__GOAL__
Omit the images, then output each of the records below exactly.
____ DATASET ROWS
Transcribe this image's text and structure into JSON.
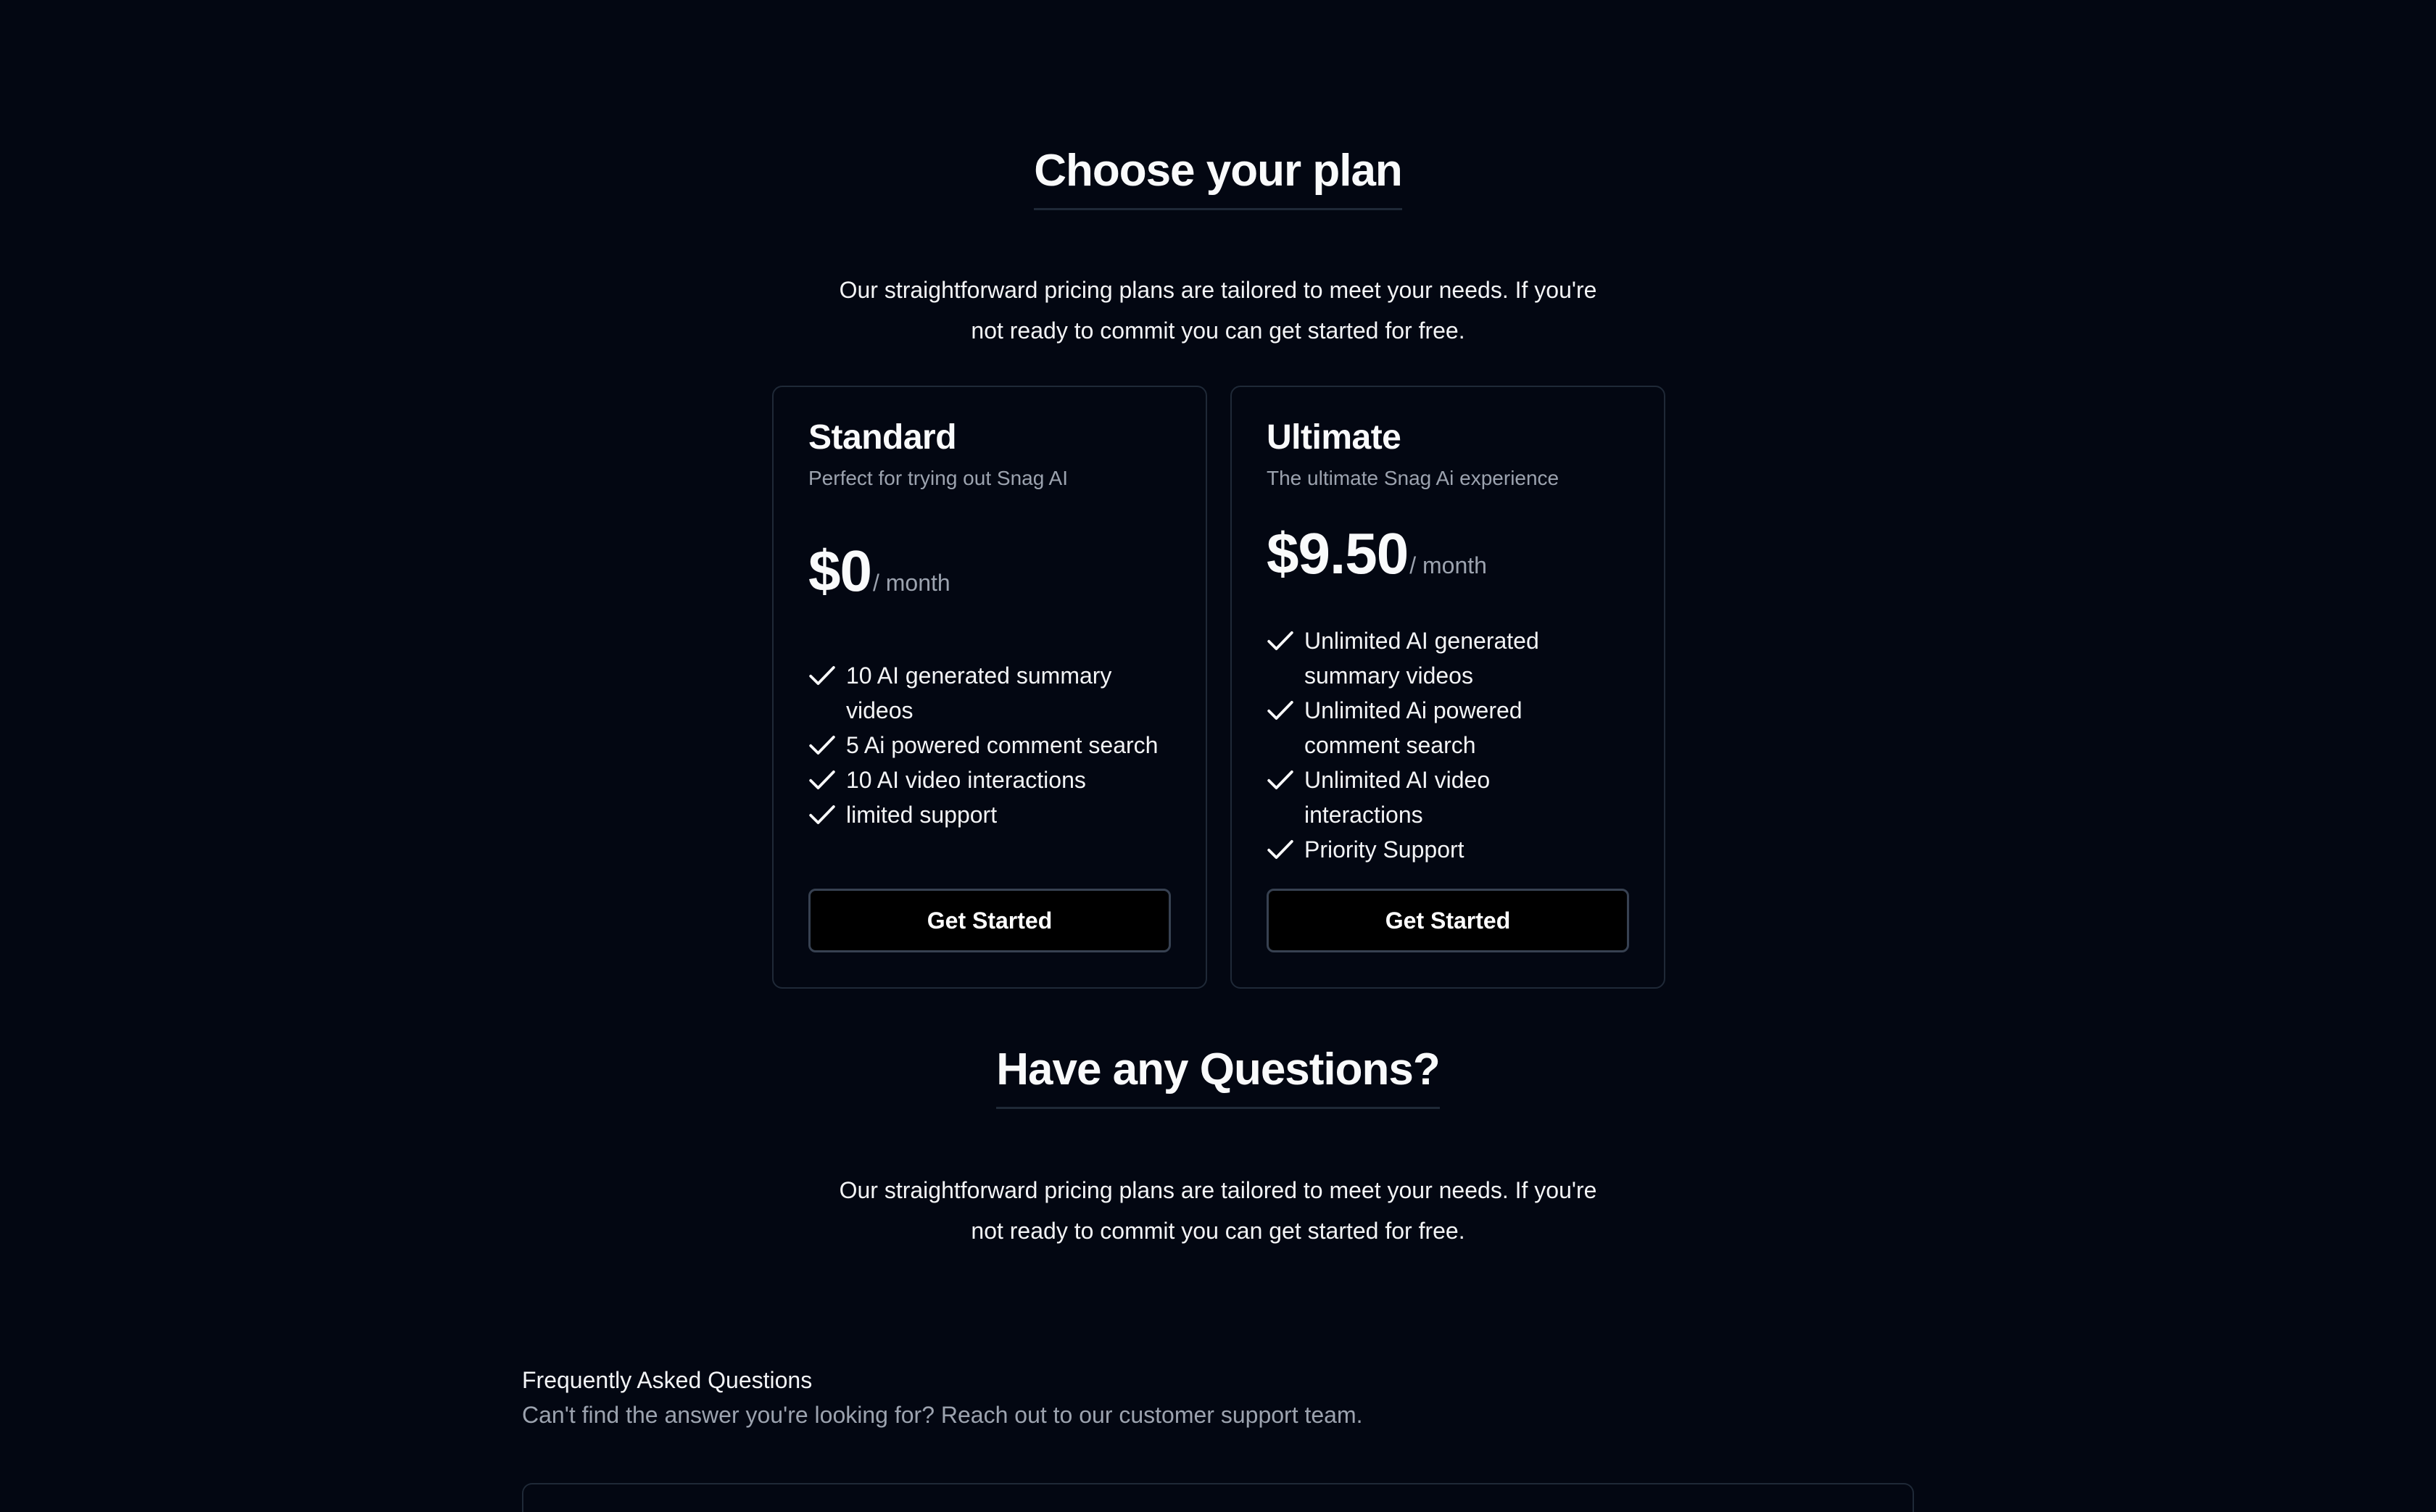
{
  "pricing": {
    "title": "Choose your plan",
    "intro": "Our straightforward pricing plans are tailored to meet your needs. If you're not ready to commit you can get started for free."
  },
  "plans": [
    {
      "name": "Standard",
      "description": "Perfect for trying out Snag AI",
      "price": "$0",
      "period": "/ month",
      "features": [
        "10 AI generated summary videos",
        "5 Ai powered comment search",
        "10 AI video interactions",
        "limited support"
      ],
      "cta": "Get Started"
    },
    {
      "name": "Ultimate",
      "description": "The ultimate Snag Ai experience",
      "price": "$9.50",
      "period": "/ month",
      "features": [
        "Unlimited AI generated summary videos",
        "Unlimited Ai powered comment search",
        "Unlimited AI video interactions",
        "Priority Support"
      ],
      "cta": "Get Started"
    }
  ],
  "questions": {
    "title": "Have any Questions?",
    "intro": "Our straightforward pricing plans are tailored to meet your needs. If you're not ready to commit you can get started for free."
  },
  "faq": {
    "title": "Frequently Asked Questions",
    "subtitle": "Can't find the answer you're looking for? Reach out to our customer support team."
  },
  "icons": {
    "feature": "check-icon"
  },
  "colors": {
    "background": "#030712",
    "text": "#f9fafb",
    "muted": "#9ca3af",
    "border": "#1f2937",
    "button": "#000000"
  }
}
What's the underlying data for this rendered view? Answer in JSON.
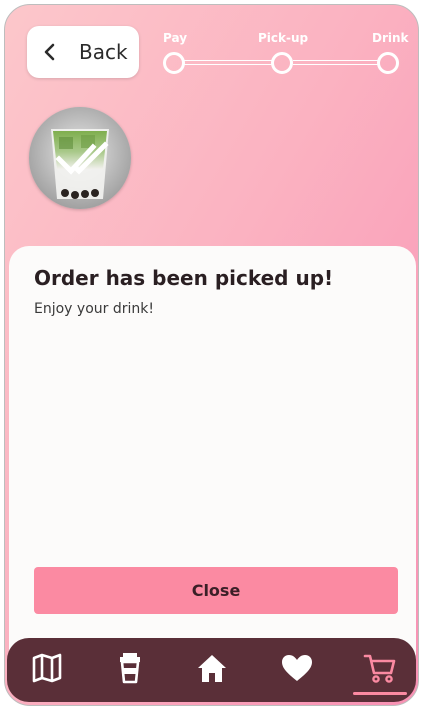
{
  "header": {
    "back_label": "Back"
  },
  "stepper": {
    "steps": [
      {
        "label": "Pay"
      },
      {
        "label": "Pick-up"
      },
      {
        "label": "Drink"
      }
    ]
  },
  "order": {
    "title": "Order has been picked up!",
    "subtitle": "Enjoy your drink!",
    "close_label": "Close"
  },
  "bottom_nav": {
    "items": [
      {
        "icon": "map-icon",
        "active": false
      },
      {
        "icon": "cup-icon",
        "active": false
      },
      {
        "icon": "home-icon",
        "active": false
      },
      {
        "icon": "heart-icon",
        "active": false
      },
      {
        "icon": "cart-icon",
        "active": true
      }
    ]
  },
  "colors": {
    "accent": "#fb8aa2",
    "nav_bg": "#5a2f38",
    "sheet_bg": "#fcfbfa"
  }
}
________
__RESPONSE TO THIS EXERCISE__
Transcribe this image's text and structure into JSON.
{
  "pricing": {
    "title": "Choose your plan",
    "intro": "Our straightforward pricing plans are tailored to meet your needs. If you're not ready to commit you can get started for free."
  },
  "plans": [
    {
      "name": "Standard",
      "description": "Perfect for trying out Snag AI",
      "price": "$0",
      "period": "/ month",
      "features": [
        "10 AI generated summary videos",
        "5 Ai powered comment search",
        "10 AI video interactions",
        "limited support"
      ],
      "cta": "Get Started"
    },
    {
      "name": "Ultimate",
      "description": "The ultimate Snag Ai experience",
      "price": "$9.50",
      "period": "/ month",
      "features": [
        "Unlimited AI generated summary videos",
        "Unlimited Ai powered comment search",
        "Unlimited AI video interactions",
        "Priority Support"
      ],
      "cta": "Get Started"
    }
  ],
  "questions": {
    "title": "Have any Questions?",
    "intro": "Our straightforward pricing plans are tailored to meet your needs. If you're not ready to commit you can get started for free."
  },
  "faq": {
    "title": "Frequently Asked Questions",
    "subtitle": "Can't find the answer you're looking for? Reach out to our customer support team."
  },
  "icons": {
    "feature": "check-icon"
  },
  "colors": {
    "background": "#030712",
    "text": "#f9fafb",
    "muted": "#9ca3af",
    "border": "#1f2937",
    "button": "#000000"
  }
}
What's the underlying data for this rendered view? Answer in JSON.
{
  "header": {
    "back_label": "Back"
  },
  "stepper": {
    "steps": [
      {
        "label": "Pay"
      },
      {
        "label": "Pick-up"
      },
      {
        "label": "Drink"
      }
    ]
  },
  "order": {
    "title": "Order has been picked up!",
    "subtitle": "Enjoy your drink!",
    "close_label": "Close"
  },
  "bottom_nav": {
    "items": [
      {
        "icon": "map-icon",
        "active": false
      },
      {
        "icon": "cup-icon",
        "active": false
      },
      {
        "icon": "home-icon",
        "active": false
      },
      {
        "icon": "heart-icon",
        "active": false
      },
      {
        "icon": "cart-icon",
        "active": true
      }
    ]
  },
  "colors": {
    "accent": "#fb8aa2",
    "nav_bg": "#5a2f38",
    "sheet_bg": "#fcfbfa"
  }
}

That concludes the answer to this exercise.